■ Exercise
Give the number of lines in the records below that include "Technology". Reply with that number alone.

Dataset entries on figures
— start —

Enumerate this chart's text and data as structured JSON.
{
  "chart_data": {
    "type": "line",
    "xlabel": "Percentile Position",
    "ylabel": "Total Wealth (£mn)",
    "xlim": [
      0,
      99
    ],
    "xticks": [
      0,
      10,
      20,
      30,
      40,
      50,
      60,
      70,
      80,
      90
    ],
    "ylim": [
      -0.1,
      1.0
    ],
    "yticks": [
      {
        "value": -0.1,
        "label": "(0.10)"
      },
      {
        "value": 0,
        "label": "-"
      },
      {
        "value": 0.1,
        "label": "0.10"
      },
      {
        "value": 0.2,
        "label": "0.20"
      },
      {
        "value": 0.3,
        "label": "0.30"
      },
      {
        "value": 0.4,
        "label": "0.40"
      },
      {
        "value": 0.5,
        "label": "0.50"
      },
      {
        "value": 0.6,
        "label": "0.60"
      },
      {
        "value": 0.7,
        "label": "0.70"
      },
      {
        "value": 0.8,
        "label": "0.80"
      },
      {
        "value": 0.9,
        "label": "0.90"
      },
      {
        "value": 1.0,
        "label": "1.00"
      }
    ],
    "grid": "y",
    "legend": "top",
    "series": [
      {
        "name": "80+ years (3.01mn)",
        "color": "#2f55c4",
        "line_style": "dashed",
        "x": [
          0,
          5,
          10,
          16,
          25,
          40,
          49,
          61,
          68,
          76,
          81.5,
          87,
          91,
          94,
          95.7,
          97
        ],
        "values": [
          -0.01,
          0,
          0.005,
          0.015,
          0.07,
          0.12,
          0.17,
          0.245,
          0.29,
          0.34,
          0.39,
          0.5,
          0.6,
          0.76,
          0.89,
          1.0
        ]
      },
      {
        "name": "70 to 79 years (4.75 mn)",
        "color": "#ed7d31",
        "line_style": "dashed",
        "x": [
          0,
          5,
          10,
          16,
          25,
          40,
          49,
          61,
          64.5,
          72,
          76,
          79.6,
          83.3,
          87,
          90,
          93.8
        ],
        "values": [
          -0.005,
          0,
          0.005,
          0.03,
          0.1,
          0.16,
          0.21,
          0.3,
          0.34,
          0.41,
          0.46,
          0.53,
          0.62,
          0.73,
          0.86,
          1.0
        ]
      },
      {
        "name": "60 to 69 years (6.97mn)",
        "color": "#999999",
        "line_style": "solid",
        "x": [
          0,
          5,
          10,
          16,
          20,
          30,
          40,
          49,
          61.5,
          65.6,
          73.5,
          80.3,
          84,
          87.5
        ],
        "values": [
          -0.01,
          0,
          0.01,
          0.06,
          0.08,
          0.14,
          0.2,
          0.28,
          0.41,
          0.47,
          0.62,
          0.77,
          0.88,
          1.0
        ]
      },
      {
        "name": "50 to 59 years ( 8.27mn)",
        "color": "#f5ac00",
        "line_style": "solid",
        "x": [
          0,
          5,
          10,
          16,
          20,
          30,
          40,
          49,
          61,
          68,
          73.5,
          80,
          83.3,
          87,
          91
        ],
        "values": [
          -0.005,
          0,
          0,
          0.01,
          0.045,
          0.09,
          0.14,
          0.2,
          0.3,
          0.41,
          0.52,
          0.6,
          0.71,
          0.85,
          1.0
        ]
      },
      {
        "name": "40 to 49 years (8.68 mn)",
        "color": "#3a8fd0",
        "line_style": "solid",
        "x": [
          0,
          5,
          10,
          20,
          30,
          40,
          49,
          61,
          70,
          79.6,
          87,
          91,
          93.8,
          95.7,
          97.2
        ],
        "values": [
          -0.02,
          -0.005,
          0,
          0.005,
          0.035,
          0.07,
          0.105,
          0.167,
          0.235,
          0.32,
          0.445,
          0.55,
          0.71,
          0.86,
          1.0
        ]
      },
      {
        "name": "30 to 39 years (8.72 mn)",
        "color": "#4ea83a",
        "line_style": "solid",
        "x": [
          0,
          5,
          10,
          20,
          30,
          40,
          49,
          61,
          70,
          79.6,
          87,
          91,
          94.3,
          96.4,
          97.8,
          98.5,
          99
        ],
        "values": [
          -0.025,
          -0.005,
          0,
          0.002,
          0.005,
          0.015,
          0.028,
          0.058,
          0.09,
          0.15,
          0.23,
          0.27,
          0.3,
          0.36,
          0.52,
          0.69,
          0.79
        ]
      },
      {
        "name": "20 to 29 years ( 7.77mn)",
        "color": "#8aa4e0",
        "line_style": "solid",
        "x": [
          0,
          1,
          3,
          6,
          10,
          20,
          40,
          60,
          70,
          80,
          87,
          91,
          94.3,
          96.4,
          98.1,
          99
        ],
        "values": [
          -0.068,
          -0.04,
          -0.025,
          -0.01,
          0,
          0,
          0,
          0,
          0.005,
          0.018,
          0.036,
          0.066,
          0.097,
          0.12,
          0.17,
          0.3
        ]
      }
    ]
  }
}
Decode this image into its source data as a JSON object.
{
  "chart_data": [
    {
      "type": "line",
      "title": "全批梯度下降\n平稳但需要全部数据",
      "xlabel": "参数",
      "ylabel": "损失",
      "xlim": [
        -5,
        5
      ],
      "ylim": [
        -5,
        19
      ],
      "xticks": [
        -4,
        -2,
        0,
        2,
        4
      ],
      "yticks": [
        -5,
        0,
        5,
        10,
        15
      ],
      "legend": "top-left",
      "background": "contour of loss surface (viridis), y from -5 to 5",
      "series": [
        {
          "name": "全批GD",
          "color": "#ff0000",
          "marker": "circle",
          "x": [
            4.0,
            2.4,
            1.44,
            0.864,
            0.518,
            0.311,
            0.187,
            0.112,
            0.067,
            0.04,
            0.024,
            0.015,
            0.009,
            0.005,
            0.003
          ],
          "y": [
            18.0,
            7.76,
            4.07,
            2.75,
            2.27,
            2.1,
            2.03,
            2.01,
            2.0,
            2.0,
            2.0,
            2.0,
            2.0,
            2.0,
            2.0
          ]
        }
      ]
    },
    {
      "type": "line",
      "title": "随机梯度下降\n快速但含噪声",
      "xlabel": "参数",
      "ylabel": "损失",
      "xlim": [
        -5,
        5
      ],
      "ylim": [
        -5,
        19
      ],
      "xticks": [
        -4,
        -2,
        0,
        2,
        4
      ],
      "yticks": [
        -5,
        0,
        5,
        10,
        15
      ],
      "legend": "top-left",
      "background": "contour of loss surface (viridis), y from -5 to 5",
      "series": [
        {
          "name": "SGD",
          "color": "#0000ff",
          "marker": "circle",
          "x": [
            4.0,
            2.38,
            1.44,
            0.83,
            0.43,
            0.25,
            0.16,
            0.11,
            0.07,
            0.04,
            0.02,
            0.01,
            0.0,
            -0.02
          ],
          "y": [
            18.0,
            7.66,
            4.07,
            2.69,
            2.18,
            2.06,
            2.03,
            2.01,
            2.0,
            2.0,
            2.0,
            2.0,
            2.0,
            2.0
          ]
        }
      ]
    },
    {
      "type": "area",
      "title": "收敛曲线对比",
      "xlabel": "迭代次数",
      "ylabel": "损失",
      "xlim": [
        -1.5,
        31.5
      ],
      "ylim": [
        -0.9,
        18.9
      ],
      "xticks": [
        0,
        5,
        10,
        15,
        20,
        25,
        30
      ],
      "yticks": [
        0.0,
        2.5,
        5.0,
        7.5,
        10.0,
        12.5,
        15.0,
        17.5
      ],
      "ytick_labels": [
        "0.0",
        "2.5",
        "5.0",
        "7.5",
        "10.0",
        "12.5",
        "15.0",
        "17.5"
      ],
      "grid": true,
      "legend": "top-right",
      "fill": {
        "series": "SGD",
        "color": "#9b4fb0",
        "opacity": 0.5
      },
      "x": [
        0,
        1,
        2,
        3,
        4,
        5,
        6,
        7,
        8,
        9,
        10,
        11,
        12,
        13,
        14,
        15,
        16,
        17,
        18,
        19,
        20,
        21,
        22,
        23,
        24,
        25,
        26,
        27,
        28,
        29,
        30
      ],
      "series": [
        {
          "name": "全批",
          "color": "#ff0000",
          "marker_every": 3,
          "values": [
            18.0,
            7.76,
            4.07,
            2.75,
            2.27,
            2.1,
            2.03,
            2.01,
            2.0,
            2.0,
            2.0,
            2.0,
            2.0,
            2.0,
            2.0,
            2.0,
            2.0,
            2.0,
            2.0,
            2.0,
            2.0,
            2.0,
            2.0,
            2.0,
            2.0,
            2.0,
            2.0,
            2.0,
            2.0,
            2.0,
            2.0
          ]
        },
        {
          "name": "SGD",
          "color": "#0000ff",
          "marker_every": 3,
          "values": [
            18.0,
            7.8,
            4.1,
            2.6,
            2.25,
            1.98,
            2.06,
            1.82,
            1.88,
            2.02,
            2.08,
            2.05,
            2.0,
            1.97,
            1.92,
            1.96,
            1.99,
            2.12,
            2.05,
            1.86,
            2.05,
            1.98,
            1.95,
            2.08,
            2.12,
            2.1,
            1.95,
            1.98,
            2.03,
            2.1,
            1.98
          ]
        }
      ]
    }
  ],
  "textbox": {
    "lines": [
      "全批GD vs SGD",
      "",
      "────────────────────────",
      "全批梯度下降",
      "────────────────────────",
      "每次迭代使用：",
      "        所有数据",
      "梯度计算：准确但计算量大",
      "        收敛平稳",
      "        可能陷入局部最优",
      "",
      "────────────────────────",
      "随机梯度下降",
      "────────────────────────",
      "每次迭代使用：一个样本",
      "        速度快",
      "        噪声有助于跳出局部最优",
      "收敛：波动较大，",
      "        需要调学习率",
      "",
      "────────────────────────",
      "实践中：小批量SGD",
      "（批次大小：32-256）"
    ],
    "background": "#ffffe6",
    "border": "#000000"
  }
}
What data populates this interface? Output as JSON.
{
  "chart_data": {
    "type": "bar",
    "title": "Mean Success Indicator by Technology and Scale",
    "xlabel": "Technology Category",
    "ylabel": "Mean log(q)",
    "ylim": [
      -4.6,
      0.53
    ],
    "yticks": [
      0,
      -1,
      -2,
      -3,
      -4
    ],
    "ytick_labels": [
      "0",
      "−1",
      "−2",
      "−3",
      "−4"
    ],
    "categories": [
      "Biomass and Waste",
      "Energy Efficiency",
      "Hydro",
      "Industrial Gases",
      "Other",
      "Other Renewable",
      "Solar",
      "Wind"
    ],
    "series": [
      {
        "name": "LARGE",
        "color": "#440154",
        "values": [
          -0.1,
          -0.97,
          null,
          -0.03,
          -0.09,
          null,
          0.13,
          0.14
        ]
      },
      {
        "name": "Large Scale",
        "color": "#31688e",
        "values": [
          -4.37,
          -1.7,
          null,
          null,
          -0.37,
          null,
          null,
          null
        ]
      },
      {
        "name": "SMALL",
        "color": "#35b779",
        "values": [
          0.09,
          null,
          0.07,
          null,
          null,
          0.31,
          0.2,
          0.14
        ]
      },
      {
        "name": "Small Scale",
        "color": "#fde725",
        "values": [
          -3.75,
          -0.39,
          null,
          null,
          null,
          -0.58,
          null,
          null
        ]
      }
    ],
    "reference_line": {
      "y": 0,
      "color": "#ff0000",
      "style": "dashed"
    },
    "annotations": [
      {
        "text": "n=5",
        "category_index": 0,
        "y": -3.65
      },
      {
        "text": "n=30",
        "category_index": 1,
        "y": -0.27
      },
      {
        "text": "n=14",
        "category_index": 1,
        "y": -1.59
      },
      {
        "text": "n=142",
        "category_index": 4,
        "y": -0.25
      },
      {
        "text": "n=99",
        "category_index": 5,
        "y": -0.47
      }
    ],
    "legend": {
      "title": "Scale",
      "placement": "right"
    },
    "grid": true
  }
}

— end —

■ Reply
2